▸ **MATERIAL SUPPLIED**:

+ + + + + + +

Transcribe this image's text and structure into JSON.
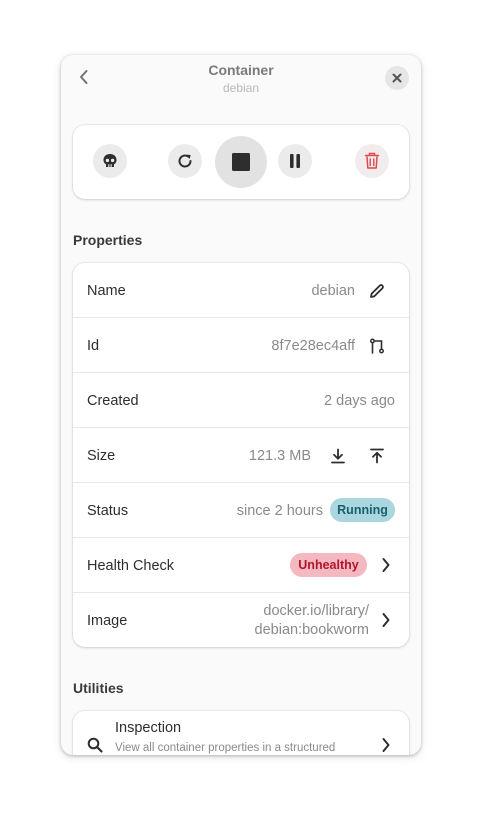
{
  "header": {
    "title": "Container",
    "subtitle": "debian"
  },
  "sections": {
    "properties": "Properties",
    "utilities": "Utilities"
  },
  "properties": {
    "name": {
      "label": "Name",
      "value": "debian"
    },
    "id": {
      "label": "Id",
      "value": "8f7e28ec4aff"
    },
    "created": {
      "label": "Created",
      "value": "2 days ago"
    },
    "size": {
      "label": "Size",
      "value": "121.3 MB"
    },
    "status": {
      "label": "Status",
      "since": "since 2 hours",
      "badge": "Running"
    },
    "health": {
      "label": "Health Check",
      "badge": "Unhealthy"
    },
    "image": {
      "label": "Image",
      "line1": "docker.io/library/",
      "line2": "debian:bookworm"
    }
  },
  "utilities": {
    "inspection": {
      "title": "Inspection",
      "description": "View all container properties in a structured"
    }
  },
  "icons": [
    "go-back-icon",
    "close-icon",
    "skull-icon",
    "restart-icon",
    "stop-icon",
    "pause-icon",
    "trash-icon",
    "pencil-icon",
    "copy-icon",
    "download-icon",
    "upload-icon",
    "chevron-right-icon",
    "search-icon"
  ],
  "colors": {
    "running_bg": "#a9d6df",
    "running_fg": "#195f6d",
    "unhealthy_bg": "#f4b9c0",
    "unhealthy_fg": "#b0152d",
    "delete_red": "#e0474e"
  }
}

+ + + + + + +

▸ **EXERCISE INSTRUCTIONS**: Return the whole listing, word for word, and leave out every picture.

▸ **WRITTEN SOLUTION**:
Transcribe this image's text and structure into JSON.
{
  "header": {
    "title": "Container",
    "subtitle": "debian"
  },
  "sections": {
    "properties": "Properties",
    "utilities": "Utilities"
  },
  "properties": {
    "name": {
      "label": "Name",
      "value": "debian"
    },
    "id": {
      "label": "Id",
      "value": "8f7e28ec4aff"
    },
    "created": {
      "label": "Created",
      "value": "2 days ago"
    },
    "size": {
      "label": "Size",
      "value": "121.3 MB"
    },
    "status": {
      "label": "Status",
      "since": "since 2 hours",
      "badge": "Running"
    },
    "health": {
      "label": "Health Check",
      "badge": "Unhealthy"
    },
    "image": {
      "label": "Image",
      "line1": "docker.io/library/",
      "line2": "debian:bookworm"
    }
  },
  "utilities": {
    "inspection": {
      "title": "Inspection",
      "description": "View all container properties in a structured"
    }
  },
  "icons": [
    "go-back-icon",
    "close-icon",
    "skull-icon",
    "restart-icon",
    "stop-icon",
    "pause-icon",
    "trash-icon",
    "pencil-icon",
    "copy-icon",
    "download-icon",
    "upload-icon",
    "chevron-right-icon",
    "search-icon"
  ],
  "colors": {
    "running_bg": "#a9d6df",
    "running_fg": "#195f6d",
    "unhealthy_bg": "#f4b9c0",
    "unhealthy_fg": "#b0152d",
    "delete_red": "#e0474e"
  }
}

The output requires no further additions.